- **Stated task**:
Can you output the records below exactly as they are written?

(Stored data)
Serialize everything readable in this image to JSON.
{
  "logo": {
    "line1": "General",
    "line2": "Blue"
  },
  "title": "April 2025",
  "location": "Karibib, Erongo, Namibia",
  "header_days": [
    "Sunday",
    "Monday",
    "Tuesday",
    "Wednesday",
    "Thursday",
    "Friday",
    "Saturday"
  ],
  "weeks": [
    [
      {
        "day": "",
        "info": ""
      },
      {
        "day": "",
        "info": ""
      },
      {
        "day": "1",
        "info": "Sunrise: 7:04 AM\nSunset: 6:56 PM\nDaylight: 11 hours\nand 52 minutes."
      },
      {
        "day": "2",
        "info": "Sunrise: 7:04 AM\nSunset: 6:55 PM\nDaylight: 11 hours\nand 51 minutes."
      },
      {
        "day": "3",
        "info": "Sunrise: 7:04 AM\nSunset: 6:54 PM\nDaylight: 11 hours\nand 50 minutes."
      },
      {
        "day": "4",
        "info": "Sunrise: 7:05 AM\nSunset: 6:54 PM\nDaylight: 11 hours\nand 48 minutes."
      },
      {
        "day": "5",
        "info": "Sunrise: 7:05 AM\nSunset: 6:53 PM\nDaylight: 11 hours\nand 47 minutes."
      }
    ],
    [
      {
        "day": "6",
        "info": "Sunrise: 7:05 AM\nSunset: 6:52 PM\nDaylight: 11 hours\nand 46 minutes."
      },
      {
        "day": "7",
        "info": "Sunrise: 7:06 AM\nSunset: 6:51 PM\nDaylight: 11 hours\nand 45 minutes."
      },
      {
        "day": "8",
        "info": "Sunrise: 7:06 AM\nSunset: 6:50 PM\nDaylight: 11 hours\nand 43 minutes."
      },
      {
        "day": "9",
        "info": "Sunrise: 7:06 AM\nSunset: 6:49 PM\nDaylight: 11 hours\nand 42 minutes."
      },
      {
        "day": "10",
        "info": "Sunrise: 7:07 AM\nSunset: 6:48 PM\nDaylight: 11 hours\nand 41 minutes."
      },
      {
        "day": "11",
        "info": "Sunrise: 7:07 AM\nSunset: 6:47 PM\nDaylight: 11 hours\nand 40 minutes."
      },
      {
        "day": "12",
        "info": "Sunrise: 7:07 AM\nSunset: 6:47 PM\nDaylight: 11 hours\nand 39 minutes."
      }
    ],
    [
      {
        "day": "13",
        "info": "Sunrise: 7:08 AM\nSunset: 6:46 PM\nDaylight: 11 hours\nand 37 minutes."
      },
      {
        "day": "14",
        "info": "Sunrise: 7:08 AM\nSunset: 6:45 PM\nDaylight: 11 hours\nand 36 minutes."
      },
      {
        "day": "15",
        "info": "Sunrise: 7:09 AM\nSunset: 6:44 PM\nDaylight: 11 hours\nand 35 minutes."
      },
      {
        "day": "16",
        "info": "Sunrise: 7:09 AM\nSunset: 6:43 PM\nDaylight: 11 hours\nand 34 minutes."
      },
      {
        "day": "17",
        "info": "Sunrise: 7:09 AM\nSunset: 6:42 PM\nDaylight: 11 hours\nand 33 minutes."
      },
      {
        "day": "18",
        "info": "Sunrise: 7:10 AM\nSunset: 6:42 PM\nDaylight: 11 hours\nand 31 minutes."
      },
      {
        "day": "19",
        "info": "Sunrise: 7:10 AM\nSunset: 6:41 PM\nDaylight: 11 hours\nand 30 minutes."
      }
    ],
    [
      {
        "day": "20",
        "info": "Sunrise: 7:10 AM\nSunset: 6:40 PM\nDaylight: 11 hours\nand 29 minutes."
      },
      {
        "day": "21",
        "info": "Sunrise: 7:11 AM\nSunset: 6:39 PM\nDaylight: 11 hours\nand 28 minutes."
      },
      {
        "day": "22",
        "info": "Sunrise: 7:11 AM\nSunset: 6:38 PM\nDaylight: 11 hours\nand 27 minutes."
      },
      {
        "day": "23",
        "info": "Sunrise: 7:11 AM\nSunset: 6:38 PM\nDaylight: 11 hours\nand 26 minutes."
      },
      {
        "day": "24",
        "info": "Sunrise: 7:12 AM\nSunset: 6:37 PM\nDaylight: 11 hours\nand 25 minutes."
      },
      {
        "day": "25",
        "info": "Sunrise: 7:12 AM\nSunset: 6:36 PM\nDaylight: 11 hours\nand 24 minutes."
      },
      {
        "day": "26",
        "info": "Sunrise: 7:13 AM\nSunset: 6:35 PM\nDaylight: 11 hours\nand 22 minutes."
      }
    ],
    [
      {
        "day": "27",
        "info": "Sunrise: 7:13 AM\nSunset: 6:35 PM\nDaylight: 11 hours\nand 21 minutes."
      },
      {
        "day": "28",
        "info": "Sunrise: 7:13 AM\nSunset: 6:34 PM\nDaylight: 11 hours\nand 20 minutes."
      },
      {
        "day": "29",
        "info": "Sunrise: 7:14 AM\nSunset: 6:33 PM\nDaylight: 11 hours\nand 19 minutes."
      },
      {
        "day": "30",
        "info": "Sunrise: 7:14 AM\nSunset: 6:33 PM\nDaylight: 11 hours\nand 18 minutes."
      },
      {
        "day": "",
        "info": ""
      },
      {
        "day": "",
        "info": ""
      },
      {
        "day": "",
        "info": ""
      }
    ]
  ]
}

- **Exercise output**:
Serialize everything readable in this image to JSON.
{
  "logo": {
    "line1": "General",
    "line2": "Blue"
  },
  "title": "April 2025",
  "location": "Karibib, Erongo, Namibia",
  "header_days": [
    "Sunday",
    "Monday",
    "Tuesday",
    "Wednesday",
    "Thursday",
    "Friday",
    "Saturday"
  ],
  "weeks": [
    [
      {
        "day": "",
        "info": ""
      },
      {
        "day": "",
        "info": ""
      },
      {
        "day": "1",
        "info": "Sunrise: 7:04 AM\nSunset: 6:56 PM\nDaylight: 11 hours\nand 52 minutes."
      },
      {
        "day": "2",
        "info": "Sunrise: 7:04 AM\nSunset: 6:55 PM\nDaylight: 11 hours\nand 51 minutes."
      },
      {
        "day": "3",
        "info": "Sunrise: 7:04 AM\nSunset: 6:54 PM\nDaylight: 11 hours\nand 50 minutes."
      },
      {
        "day": "4",
        "info": "Sunrise: 7:05 AM\nSunset: 6:54 PM\nDaylight: 11 hours\nand 48 minutes."
      },
      {
        "day": "5",
        "info": "Sunrise: 7:05 AM\nSunset: 6:53 PM\nDaylight: 11 hours\nand 47 minutes."
      }
    ],
    [
      {
        "day": "6",
        "info": "Sunrise: 7:05 AM\nSunset: 6:52 PM\nDaylight: 11 hours\nand 46 minutes."
      },
      {
        "day": "7",
        "info": "Sunrise: 7:06 AM\nSunset: 6:51 PM\nDaylight: 11 hours\nand 45 minutes."
      },
      {
        "day": "8",
        "info": "Sunrise: 7:06 AM\nSunset: 6:50 PM\nDaylight: 11 hours\nand 43 minutes."
      },
      {
        "day": "9",
        "info": "Sunrise: 7:06 AM\nSunset: 6:49 PM\nDaylight: 11 hours\nand 42 minutes."
      },
      {
        "day": "10",
        "info": "Sunrise: 7:07 AM\nSunset: 6:48 PM\nDaylight: 11 hours\nand 41 minutes."
      },
      {
        "day": "11",
        "info": "Sunrise: 7:07 AM\nSunset: 6:47 PM\nDaylight: 11 hours\nand 40 minutes."
      },
      {
        "day": "12",
        "info": "Sunrise: 7:07 AM\nSunset: 6:47 PM\nDaylight: 11 hours\nand 39 minutes."
      }
    ],
    [
      {
        "day": "13",
        "info": "Sunrise: 7:08 AM\nSunset: 6:46 PM\nDaylight: 11 hours\nand 37 minutes."
      },
      {
        "day": "14",
        "info": "Sunrise: 7:08 AM\nSunset: 6:45 PM\nDaylight: 11 hours\nand 36 minutes."
      },
      {
        "day": "15",
        "info": "Sunrise: 7:09 AM\nSunset: 6:44 PM\nDaylight: 11 hours\nand 35 minutes."
      },
      {
        "day": "16",
        "info": "Sunrise: 7:09 AM\nSunset: 6:43 PM\nDaylight: 11 hours\nand 34 minutes."
      },
      {
        "day": "17",
        "info": "Sunrise: 7:09 AM\nSunset: 6:42 PM\nDaylight: 11 hours\nand 33 minutes."
      },
      {
        "day": "18",
        "info": "Sunrise: 7:10 AM\nSunset: 6:42 PM\nDaylight: 11 hours\nand 31 minutes."
      },
      {
        "day": "19",
        "info": "Sunrise: 7:10 AM\nSunset: 6:41 PM\nDaylight: 11 hours\nand 30 minutes."
      }
    ],
    [
      {
        "day": "20",
        "info": "Sunrise: 7:10 AM\nSunset: 6:40 PM\nDaylight: 11 hours\nand 29 minutes."
      },
      {
        "day": "21",
        "info": "Sunrise: 7:11 AM\nSunset: 6:39 PM\nDaylight: 11 hours\nand 28 minutes."
      },
      {
        "day": "22",
        "info": "Sunrise: 7:11 AM\nSunset: 6:38 PM\nDaylight: 11 hours\nand 27 minutes."
      },
      {
        "day": "23",
        "info": "Sunrise: 7:11 AM\nSunset: 6:38 PM\nDaylight: 11 hours\nand 26 minutes."
      },
      {
        "day": "24",
        "info": "Sunrise: 7:12 AM\nSunset: 6:37 PM\nDaylight: 11 hours\nand 25 minutes."
      },
      {
        "day": "25",
        "info": "Sunrise: 7:12 AM\nSunset: 6:36 PM\nDaylight: 11 hours\nand 24 minutes."
      },
      {
        "day": "26",
        "info": "Sunrise: 7:13 AM\nSunset: 6:35 PM\nDaylight: 11 hours\nand 22 minutes."
      }
    ],
    [
      {
        "day": "27",
        "info": "Sunrise: 7:13 AM\nSunset: 6:35 PM\nDaylight: 11 hours\nand 21 minutes."
      },
      {
        "day": "28",
        "info": "Sunrise: 7:13 AM\nSunset: 6:34 PM\nDaylight: 11 hours\nand 20 minutes."
      },
      {
        "day": "29",
        "info": "Sunrise: 7:14 AM\nSunset: 6:33 PM\nDaylight: 11 hours\nand 19 minutes."
      },
      {
        "day": "30",
        "info": "Sunrise: 7:14 AM\nSunset: 6:33 PM\nDaylight: 11 hours\nand 18 minutes."
      },
      {
        "day": "",
        "info": ""
      },
      {
        "day": "",
        "info": ""
      },
      {
        "day": "",
        "info": ""
      }
    ]
  ]
}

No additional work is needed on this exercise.